**Task directions:**
Which lines hold the string "oder"? Copy each of them from the material below.

**Information supplied:**
- Opening Delimiter -
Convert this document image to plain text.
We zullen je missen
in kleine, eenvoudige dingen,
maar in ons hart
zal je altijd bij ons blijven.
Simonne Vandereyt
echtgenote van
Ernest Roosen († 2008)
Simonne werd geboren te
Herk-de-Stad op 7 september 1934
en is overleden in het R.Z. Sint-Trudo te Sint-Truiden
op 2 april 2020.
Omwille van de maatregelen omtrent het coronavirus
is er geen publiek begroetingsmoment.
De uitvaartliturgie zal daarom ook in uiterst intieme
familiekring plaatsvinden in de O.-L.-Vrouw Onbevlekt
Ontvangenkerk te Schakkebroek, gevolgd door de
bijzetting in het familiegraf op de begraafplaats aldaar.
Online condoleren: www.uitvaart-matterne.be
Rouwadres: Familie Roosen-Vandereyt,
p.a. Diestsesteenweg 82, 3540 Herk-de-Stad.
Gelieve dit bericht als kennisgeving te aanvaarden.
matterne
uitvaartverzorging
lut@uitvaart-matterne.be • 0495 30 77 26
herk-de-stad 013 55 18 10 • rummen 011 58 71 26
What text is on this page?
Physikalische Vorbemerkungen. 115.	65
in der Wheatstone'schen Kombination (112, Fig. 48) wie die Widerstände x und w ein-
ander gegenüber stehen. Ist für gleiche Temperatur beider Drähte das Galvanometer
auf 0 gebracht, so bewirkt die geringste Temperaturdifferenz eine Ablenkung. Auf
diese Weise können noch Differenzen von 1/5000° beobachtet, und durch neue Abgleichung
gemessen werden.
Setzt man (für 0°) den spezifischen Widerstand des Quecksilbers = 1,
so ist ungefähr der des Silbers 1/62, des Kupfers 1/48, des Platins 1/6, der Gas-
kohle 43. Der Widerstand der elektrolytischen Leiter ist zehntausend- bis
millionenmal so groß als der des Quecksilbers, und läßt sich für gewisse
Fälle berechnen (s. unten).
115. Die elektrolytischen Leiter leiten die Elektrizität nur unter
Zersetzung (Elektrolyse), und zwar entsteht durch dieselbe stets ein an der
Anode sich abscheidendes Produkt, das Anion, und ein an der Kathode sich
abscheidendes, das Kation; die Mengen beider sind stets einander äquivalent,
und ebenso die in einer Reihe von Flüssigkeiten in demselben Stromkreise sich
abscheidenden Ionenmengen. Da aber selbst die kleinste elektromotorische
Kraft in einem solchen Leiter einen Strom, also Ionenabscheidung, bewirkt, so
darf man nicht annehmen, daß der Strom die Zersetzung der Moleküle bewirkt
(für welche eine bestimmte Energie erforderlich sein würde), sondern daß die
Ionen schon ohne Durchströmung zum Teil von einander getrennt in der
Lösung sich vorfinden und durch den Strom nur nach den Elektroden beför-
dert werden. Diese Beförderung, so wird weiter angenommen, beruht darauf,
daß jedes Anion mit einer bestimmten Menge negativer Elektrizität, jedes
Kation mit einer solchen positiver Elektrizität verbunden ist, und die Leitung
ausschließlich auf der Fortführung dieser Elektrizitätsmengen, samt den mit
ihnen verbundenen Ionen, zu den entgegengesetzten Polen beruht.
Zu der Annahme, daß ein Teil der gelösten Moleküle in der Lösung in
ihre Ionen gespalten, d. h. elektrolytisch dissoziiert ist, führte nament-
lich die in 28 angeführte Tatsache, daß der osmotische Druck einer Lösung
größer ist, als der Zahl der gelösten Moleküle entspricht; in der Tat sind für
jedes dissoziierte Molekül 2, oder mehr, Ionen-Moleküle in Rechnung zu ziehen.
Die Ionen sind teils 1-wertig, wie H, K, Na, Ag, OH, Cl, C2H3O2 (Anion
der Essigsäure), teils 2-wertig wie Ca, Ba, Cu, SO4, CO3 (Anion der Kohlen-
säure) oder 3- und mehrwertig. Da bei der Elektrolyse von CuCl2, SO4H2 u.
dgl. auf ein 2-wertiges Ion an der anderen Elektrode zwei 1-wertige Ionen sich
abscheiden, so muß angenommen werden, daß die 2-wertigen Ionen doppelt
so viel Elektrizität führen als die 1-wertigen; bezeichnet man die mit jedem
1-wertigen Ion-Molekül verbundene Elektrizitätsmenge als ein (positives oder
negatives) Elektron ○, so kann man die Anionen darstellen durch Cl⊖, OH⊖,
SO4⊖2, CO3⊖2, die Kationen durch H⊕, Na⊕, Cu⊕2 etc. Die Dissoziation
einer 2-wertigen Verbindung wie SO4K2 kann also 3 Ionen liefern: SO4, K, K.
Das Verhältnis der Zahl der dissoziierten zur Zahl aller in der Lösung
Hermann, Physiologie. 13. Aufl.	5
- Closing Delimiter -
**Answer section:**
jedes dissoziierte Molekül 2, oder mehr, Ionen-Moleküle in Rechnung zu ziehen.
säure) oder 3- und mehrwertig. Da bei der Elektrolyse von CuCl2, SO4H2 u.
1-wertigen Ion-Molekül verbundene Elektrizitätsmenge als ein (positives oder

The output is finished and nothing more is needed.